→ **Extracted records**:

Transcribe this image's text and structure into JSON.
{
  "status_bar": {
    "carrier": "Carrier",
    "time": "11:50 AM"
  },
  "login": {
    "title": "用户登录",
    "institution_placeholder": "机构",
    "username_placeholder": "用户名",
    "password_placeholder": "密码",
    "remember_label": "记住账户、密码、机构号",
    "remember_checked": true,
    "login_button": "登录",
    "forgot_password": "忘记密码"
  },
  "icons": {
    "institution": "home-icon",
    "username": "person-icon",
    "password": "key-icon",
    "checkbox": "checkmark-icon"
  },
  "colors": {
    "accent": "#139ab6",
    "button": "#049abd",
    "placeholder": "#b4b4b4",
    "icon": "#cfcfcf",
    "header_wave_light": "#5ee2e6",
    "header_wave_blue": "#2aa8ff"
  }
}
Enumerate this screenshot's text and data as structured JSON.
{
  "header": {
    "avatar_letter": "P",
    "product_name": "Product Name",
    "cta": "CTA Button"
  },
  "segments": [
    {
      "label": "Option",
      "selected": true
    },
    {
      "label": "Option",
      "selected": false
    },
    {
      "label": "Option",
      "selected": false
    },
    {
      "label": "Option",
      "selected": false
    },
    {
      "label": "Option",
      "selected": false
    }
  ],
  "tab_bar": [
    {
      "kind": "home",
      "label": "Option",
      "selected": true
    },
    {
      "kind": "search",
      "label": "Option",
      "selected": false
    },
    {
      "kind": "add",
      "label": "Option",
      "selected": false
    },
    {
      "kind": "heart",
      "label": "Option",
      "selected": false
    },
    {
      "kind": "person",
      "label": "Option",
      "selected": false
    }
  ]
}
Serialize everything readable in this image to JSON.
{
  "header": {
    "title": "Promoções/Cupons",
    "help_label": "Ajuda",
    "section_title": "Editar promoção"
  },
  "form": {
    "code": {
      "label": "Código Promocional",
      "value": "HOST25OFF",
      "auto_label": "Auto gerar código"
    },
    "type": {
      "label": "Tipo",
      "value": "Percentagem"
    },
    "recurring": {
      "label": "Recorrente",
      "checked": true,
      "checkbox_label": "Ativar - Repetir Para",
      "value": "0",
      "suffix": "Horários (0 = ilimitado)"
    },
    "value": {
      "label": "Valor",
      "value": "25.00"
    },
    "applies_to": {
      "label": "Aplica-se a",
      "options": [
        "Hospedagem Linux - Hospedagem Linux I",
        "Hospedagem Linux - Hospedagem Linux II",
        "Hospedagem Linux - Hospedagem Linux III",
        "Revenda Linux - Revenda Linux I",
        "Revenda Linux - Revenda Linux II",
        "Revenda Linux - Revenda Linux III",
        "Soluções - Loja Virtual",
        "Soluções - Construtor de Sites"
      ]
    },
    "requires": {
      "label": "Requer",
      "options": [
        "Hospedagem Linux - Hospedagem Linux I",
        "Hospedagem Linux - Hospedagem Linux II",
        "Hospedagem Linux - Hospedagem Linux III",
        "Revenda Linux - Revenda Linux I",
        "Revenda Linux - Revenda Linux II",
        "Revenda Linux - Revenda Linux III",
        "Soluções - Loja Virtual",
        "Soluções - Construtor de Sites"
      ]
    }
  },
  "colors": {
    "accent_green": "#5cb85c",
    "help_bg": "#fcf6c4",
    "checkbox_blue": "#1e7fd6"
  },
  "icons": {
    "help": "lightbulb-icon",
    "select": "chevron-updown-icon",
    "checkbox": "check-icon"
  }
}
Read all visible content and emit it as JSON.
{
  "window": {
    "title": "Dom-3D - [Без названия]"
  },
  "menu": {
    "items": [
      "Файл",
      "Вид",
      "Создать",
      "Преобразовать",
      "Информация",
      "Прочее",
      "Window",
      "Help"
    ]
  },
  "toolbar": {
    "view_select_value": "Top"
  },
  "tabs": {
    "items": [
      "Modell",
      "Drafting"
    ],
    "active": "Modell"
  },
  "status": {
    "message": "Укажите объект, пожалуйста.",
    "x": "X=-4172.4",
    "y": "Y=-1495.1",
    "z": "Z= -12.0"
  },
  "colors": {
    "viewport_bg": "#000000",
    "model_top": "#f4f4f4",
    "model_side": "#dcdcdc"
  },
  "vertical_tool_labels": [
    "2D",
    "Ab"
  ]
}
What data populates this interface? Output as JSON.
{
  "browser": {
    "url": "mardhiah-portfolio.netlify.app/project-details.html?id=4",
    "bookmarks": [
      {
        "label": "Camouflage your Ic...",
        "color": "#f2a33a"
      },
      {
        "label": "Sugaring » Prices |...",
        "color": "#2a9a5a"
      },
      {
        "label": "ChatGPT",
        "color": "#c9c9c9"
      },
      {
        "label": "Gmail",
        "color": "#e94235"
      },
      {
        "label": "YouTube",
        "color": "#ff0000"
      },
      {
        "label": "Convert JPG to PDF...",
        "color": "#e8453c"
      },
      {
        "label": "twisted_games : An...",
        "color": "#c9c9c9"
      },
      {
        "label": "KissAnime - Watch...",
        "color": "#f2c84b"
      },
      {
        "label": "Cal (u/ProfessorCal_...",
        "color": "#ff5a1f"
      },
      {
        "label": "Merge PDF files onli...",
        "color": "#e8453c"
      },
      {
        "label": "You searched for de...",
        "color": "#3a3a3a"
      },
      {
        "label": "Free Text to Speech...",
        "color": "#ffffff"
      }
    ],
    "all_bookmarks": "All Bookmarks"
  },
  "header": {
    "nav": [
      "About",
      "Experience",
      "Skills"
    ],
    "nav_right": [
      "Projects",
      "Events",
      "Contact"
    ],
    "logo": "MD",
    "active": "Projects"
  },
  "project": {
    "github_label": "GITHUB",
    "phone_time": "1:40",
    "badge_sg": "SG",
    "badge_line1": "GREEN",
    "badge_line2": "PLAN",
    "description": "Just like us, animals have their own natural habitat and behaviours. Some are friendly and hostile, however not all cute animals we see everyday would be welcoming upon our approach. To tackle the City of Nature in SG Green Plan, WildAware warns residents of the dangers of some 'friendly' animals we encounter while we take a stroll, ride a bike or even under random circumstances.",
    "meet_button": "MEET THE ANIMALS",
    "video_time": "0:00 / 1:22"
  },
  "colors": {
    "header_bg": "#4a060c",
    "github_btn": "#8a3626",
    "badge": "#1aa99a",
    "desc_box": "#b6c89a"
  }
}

→ **To do**:
Take the lines above and retype all of them exactly.

→ **Task result**:
Transcribe this image's text and structure into JSON.
{
  "status_bar": {
    "carrier": "Carrier",
    "time": "11:50 AM"
  },
  "login": {
    "title": "用户登录",
    "institution_placeholder": "机构",
    "username_placeholder": "用户名",
    "password_placeholder": "密码",
    "remember_label": "记住账户、密码、机构号",
    "remember_checked": true,
    "login_button": "登录",
    "forgot_password": "忘记密码"
  },
  "icons": {
    "institution": "home-icon",
    "username": "person-icon",
    "password": "key-icon",
    "checkbox": "checkmark-icon"
  },
  "colors": {
    "accent": "#139ab6",
    "button": "#049abd",
    "placeholder": "#b4b4b4",
    "icon": "#cfcfcf",
    "header_wave_light": "#5ee2e6",
    "header_wave_blue": "#2aa8ff"
  }
}
Enumerate this screenshot's text and data as structured JSON.
{
  "header": {
    "avatar_letter": "P",
    "product_name": "Product Name",
    "cta": "CTA Button"
  },
  "segments": [
    {
      "label": "Option",
      "selected": true
    },
    {
      "label": "Option",
      "selected": false
    },
    {
      "label": "Option",
      "selected": false
    },
    {
      "label": "Option",
      "selected": false
    },
    {
      "label": "Option",
      "selected": false
    }
  ],
  "tab_bar": [
    {
      "kind": "home",
      "label": "Option",
      "selected": true
    },
    {
      "kind": "search",
      "label": "Option",
      "selected": false
    },
    {
      "kind": "add",
      "label": "Option",
      "selected": false
    },
    {
      "kind": "heart",
      "label": "Option",
      "selected": false
    },
    {
      "kind": "person",
      "label": "Option",
      "selected": false
    }
  ]
}
Serialize everything readable in this image to JSON.
{
  "header": {
    "title": "Promoções/Cupons",
    "help_label": "Ajuda",
    "section_title": "Editar promoção"
  },
  "form": {
    "code": {
      "label": "Código Promocional",
      "value": "HOST25OFF",
      "auto_label": "Auto gerar código"
    },
    "type": {
      "label": "Tipo",
      "value": "Percentagem"
    },
    "recurring": {
      "label": "Recorrente",
      "checked": true,
      "checkbox_label": "Ativar - Repetir Para",
      "value": "0",
      "suffix": "Horários (0 = ilimitado)"
    },
    "value": {
      "label": "Valor",
      "value": "25.00"
    },
    "applies_to": {
      "label": "Aplica-se a",
      "options": [
        "Hospedagem Linux - Hospedagem Linux I",
        "Hospedagem Linux - Hospedagem Linux II",
        "Hospedagem Linux - Hospedagem Linux III",
        "Revenda Linux - Revenda Linux I",
        "Revenda Linux - Revenda Linux II",
        "Revenda Linux - Revenda Linux III",
        "Soluções - Loja Virtual",
        "Soluções - Construtor de Sites"
      ]
    },
    "requires": {
      "label": "Requer",
      "options": [
        "Hospedagem Linux - Hospedagem Linux I",
        "Hospedagem Linux - Hospedagem Linux II",
        "Hospedagem Linux - Hospedagem Linux III",
        "Revenda Linux - Revenda Linux I",
        "Revenda Linux - Revenda Linux II",
        "Revenda Linux - Revenda Linux III",
        "Soluções - Loja Virtual",
        "Soluções - Construtor de Sites"
      ]
    }
  },
  "colors": {
    "accent_green": "#5cb85c",
    "help_bg": "#fcf6c4",
    "checkbox_blue": "#1e7fd6"
  },
  "icons": {
    "help": "lightbulb-icon",
    "select": "chevron-updown-icon",
    "checkbox": "check-icon"
  }
}
Read all visible content and emit it as JSON.
{
  "window": {
    "title": "Dom-3D - [Без названия]"
  },
  "menu": {
    "items": [
      "Файл",
      "Вид",
      "Создать",
      "Преобразовать",
      "Информация",
      "Прочее",
      "Window",
      "Help"
    ]
  },
  "toolbar": {
    "view_select_value": "Top"
  },
  "tabs": {
    "items": [
      "Modell",
      "Drafting"
    ],
    "active": "Modell"
  },
  "status": {
    "message": "Укажите объект, пожалуйста.",
    "x": "X=-4172.4",
    "y": "Y=-1495.1",
    "z": "Z= -12.0"
  },
  "colors": {
    "viewport_bg": "#000000",
    "model_top": "#f4f4f4",
    "model_side": "#dcdcdc"
  },
  "vertical_tool_labels": [
    "2D",
    "Ab"
  ]
}
What data populates this interface? Output as JSON.
{
  "browser": {
    "url": "mardhiah-portfolio.netlify.app/project-details.html?id=4",
    "bookmarks": [
      {
        "label": "Camouflage your Ic...",
        "color": "#f2a33a"
      },
      {
        "label": "Sugaring » Prices |...",
        "color": "#2a9a5a"
      },
      {
        "label": "ChatGPT",
        "color": "#c9c9c9"
      },
      {
        "label": "Gmail",
        "color": "#e94235"
      },
      {
        "label": "YouTube",
        "color": "#ff0000"
      },
      {
        "label": "Convert JPG to PDF...",
        "color": "#e8453c"
      },
      {
        "label": "twisted_games : An...",
        "color": "#c9c9c9"
      },
      {
        "label": "KissAnime - Watch...",
        "color": "#f2c84b"
      },
      {
        "label": "Cal (u/ProfessorCal_...",
        "color": "#ff5a1f"
      },
      {
        "label": "Merge PDF files onli...",
        "color": "#e8453c"
      },
      {
        "label": "You searched for de...",
        "color": "#3a3a3a"
      },
      {
        "label": "Free Text to Speech...",
        "color": "#ffffff"
      }
    ],
    "all_bookmarks": "All Bookmarks"
  },
  "header": {
    "nav": [
      "About",
      "Experience",
      "Skills"
    ],
    "nav_right": [
      "Projects",
      "Events",
      "Contact"
    ],
    "logo": "MD",
    "active": "Projects"
  },
  "project": {
    "github_label": "GITHUB",
    "phone_time": "1:40",
    "badge_sg": "SG",
    "badge_line1": "GREEN",
    "badge_line2": "PLAN",
    "description": "Just like us, animals have their own natural habitat and behaviours. Some are friendly and hostile, however not all cute animals we see everyday would be welcoming upon our approach. To tackle the City of Nature in SG Green Plan, WildAware warns residents of the dangers of some 'friendly' animals we encounter while we take a stroll, ride a bike or even under random circumstances.",
    "meet_button": "MEET THE ANIMALS",
    "video_time": "0:00 / 1:22"
  },
  "colors": {
    "header_bg": "#4a060c",
    "github_btn": "#8a3626",
    "badge": "#1aa99a",
    "desc_box": "#b6c89a"
  }
}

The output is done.